PROBLEM STATEMENT:
Print all records exactly, leaving nothing out.

DATASET CONTENT:
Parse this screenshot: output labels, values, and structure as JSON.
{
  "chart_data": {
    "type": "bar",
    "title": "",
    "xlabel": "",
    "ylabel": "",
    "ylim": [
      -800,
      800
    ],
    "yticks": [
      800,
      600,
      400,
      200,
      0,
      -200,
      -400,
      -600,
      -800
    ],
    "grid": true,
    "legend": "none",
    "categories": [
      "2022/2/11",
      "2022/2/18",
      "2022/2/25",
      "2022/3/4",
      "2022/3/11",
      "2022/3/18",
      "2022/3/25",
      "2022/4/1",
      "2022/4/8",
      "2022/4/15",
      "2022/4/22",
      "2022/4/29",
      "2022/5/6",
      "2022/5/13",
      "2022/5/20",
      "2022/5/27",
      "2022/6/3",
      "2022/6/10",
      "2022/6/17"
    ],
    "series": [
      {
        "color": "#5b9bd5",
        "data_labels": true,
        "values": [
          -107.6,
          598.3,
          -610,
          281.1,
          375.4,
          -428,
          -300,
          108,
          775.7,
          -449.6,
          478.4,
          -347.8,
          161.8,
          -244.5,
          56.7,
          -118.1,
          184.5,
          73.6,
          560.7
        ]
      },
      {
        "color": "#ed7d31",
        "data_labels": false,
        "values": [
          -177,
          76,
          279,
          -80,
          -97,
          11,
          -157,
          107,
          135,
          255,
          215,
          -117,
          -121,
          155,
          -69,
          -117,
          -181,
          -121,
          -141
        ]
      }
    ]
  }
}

ANSWER TO THE TASK:
Parse this screenshot: output labels, values, and structure as JSON.
{
  "chart_data": {
    "type": "bar",
    "title": "",
    "xlabel": "",
    "ylabel": "",
    "ylim": [
      -800,
      800
    ],
    "yticks": [
      800,
      600,
      400,
      200,
      0,
      -200,
      -400,
      -600,
      -800
    ],
    "grid": true,
    "legend": "none",
    "categories": [
      "2022/2/11",
      "2022/2/18",
      "2022/2/25",
      "2022/3/4",
      "2022/3/11",
      "2022/3/18",
      "2022/3/25",
      "2022/4/1",
      "2022/4/8",
      "2022/4/15",
      "2022/4/22",
      "2022/4/29",
      "2022/5/6",
      "2022/5/13",
      "2022/5/20",
      "2022/5/27",
      "2022/6/3",
      "2022/6/10",
      "2022/6/17"
    ],
    "series": [
      {
        "color": "#5b9bd5",
        "data_labels": true,
        "values": [
          -107.6,
          598.3,
          -610,
          281.1,
          375.4,
          -428,
          -300,
          108,
          775.7,
          -449.6,
          478.4,
          -347.8,
          161.8,
          -244.5,
          56.7,
          -118.1,
          184.5,
          73.6,
          560.7
        ]
      },
      {
        "color": "#ed7d31",
        "data_labels": false,
        "values": [
          -177,
          76,
          279,
          -80,
          -97,
          11,
          -157,
          107,
          135,
          255,
          215,
          -117,
          -121,
          155,
          -69,
          -117,
          -181,
          -121,
          -141
        ]
      }
    ]
  }
}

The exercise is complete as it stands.